**STATED TASK:**
In the copy, include every entry exactly but none of the pictures.

Stored data entries
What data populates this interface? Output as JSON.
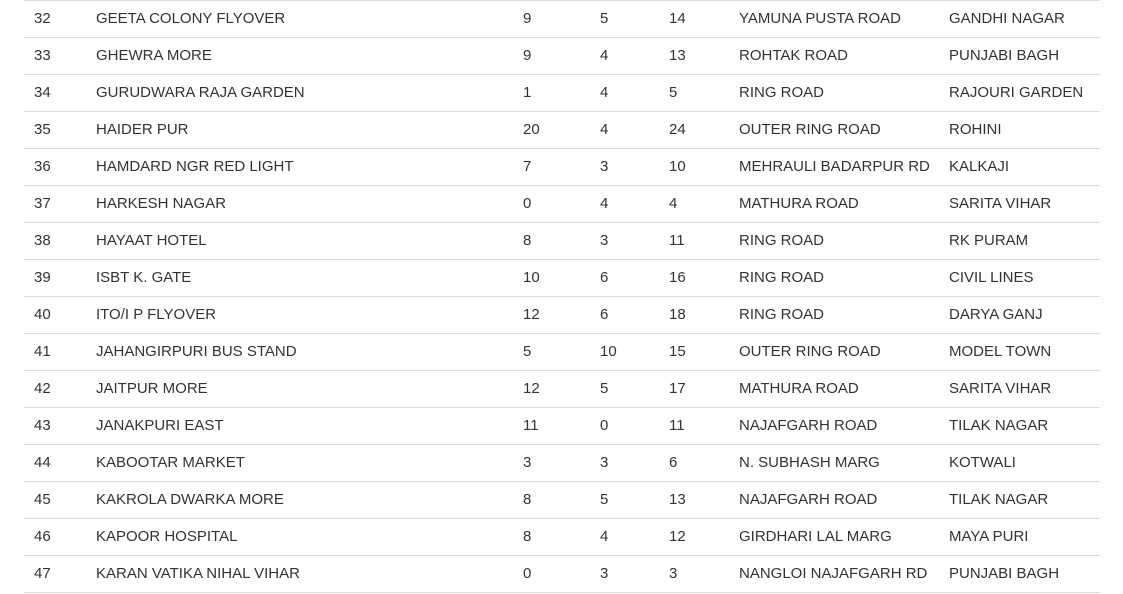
{
  "table": {
    "rows": [
      {
        "no": "32",
        "name": "GEETA COLONY FLYOVER",
        "a": "9",
        "b": "5",
        "c": "14",
        "road": "YAMUNA PUSTA ROAD",
        "area": "GANDHI NAGAR"
      },
      {
        "no": "33",
        "name": "GHEWRA MORE",
        "a": "9",
        "b": "4",
        "c": "13",
        "road": "ROHTAK ROAD",
        "area": "PUNJABI BAGH"
      },
      {
        "no": "34",
        "name": "GURUDWARA RAJA GARDEN",
        "a": "1",
        "b": "4",
        "c": "5",
        "road": "RING ROAD",
        "area": "RAJOURI GARDEN"
      },
      {
        "no": "35",
        "name": "HAIDER PUR",
        "a": "20",
        "b": "4",
        "c": "24",
        "road": "OUTER RING ROAD",
        "area": "ROHINI"
      },
      {
        "no": "36",
        "name": "HAMDARD NGR RED LIGHT",
        "a": "7",
        "b": "3",
        "c": "10",
        "road": "MEHRAULI BADARPUR RD",
        "area": "KALKAJI"
      },
      {
        "no": "37",
        "name": "HARKESH NAGAR",
        "a": "0",
        "b": "4",
        "c": "4",
        "road": "MATHURA ROAD",
        "area": "SARITA VIHAR"
      },
      {
        "no": "38",
        "name": "HAYAAT HOTEL",
        "a": "8",
        "b": "3",
        "c": "11",
        "road": "RING ROAD",
        "area": "RK PURAM"
      },
      {
        "no": "39",
        "name": "ISBT K. GATE",
        "a": "10",
        "b": "6",
        "c": "16",
        "road": "RING ROAD",
        "area": "CIVIL LINES"
      },
      {
        "no": "40",
        "name": "ITO/I P FLYOVER",
        "a": "12",
        "b": "6",
        "c": "18",
        "road": "RING ROAD",
        "area": "DARYA GANJ"
      },
      {
        "no": "41",
        "name": "JAHANGIRPURI BUS STAND",
        "a": "5",
        "b": "10",
        "c": "15",
        "road": "OUTER RING ROAD",
        "area": "MODEL TOWN"
      },
      {
        "no": "42",
        "name": "JAITPUR MORE",
        "a": "12",
        "b": "5",
        "c": "17",
        "road": "MATHURA ROAD",
        "area": "SARITA VIHAR"
      },
      {
        "no": "43",
        "name": "JANAKPURI EAST",
        "a": "11",
        "b": "0",
        "c": "11",
        "road": "NAJAFGARH ROAD",
        "area": "TILAK NAGAR"
      },
      {
        "no": "44",
        "name": "KABOOTAR MARKET",
        "a": "3",
        "b": "3",
        "c": "6",
        "road": "N. SUBHASH MARG",
        "area": "KOTWALI"
      },
      {
        "no": "45",
        "name": "KAKROLA DWARKA MORE",
        "a": "8",
        "b": "5",
        "c": "13",
        "road": "NAJAFGARH ROAD",
        "area": "TILAK NAGAR"
      },
      {
        "no": "46",
        "name": "KAPOOR HOSPITAL",
        "a": "8",
        "b": "4",
        "c": "12",
        "road": "GIRDHARI LAL MARG",
        "area": "MAYA PURI"
      },
      {
        "no": "47",
        "name": "KARAN VATIKA NIHAL VIHAR",
        "a": "0",
        "b": "3",
        "c": "3",
        "road": "NANGLOI NAJAFGARH RD",
        "area": "PUNJABI BAGH"
      }
    ]
  }
}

**FULL RESPONSE:**
What data populates this interface? Output as JSON.
{
  "table": {
    "rows": [
      {
        "no": "32",
        "name": "GEETA COLONY FLYOVER",
        "a": "9",
        "b": "5",
        "c": "14",
        "road": "YAMUNA PUSTA ROAD",
        "area": "GANDHI NAGAR"
      },
      {
        "no": "33",
        "name": "GHEWRA MORE",
        "a": "9",
        "b": "4",
        "c": "13",
        "road": "ROHTAK ROAD",
        "area": "PUNJABI BAGH"
      },
      {
        "no": "34",
        "name": "GURUDWARA RAJA GARDEN",
        "a": "1",
        "b": "4",
        "c": "5",
        "road": "RING ROAD",
        "area": "RAJOURI GARDEN"
      },
      {
        "no": "35",
        "name": "HAIDER PUR",
        "a": "20",
        "b": "4",
        "c": "24",
        "road": "OUTER RING ROAD",
        "area": "ROHINI"
      },
      {
        "no": "36",
        "name": "HAMDARD NGR RED LIGHT",
        "a": "7",
        "b": "3",
        "c": "10",
        "road": "MEHRAULI BADARPUR RD",
        "area": "KALKAJI"
      },
      {
        "no": "37",
        "name": "HARKESH NAGAR",
        "a": "0",
        "b": "4",
        "c": "4",
        "road": "MATHURA ROAD",
        "area": "SARITA VIHAR"
      },
      {
        "no": "38",
        "name": "HAYAAT HOTEL",
        "a": "8",
        "b": "3",
        "c": "11",
        "road": "RING ROAD",
        "area": "RK PURAM"
      },
      {
        "no": "39",
        "name": "ISBT K. GATE",
        "a": "10",
        "b": "6",
        "c": "16",
        "road": "RING ROAD",
        "area": "CIVIL LINES"
      },
      {
        "no": "40",
        "name": "ITO/I P FLYOVER",
        "a": "12",
        "b": "6",
        "c": "18",
        "road": "RING ROAD",
        "area": "DARYA GANJ"
      },
      {
        "no": "41",
        "name": "JAHANGIRPURI BUS STAND",
        "a": "5",
        "b": "10",
        "c": "15",
        "road": "OUTER RING ROAD",
        "area": "MODEL TOWN"
      },
      {
        "no": "42",
        "name": "JAITPUR MORE",
        "a": "12",
        "b": "5",
        "c": "17",
        "road": "MATHURA ROAD",
        "area": "SARITA VIHAR"
      },
      {
        "no": "43",
        "name": "JANAKPURI EAST",
        "a": "11",
        "b": "0",
        "c": "11",
        "road": "NAJAFGARH ROAD",
        "area": "TILAK NAGAR"
      },
      {
        "no": "44",
        "name": "KABOOTAR MARKET",
        "a": "3",
        "b": "3",
        "c": "6",
        "road": "N. SUBHASH MARG",
        "area": "KOTWALI"
      },
      {
        "no": "45",
        "name": "KAKROLA DWARKA MORE",
        "a": "8",
        "b": "5",
        "c": "13",
        "road": "NAJAFGARH ROAD",
        "area": "TILAK NAGAR"
      },
      {
        "no": "46",
        "name": "KAPOOR HOSPITAL",
        "a": "8",
        "b": "4",
        "c": "12",
        "road": "GIRDHARI LAL MARG",
        "area": "MAYA PURI"
      },
      {
        "no": "47",
        "name": "KARAN VATIKA NIHAL VIHAR",
        "a": "0",
        "b": "3",
        "c": "3",
        "road": "NANGLOI NAJAFGARH RD",
        "area": "PUNJABI BAGH"
      }
    ]
  }
}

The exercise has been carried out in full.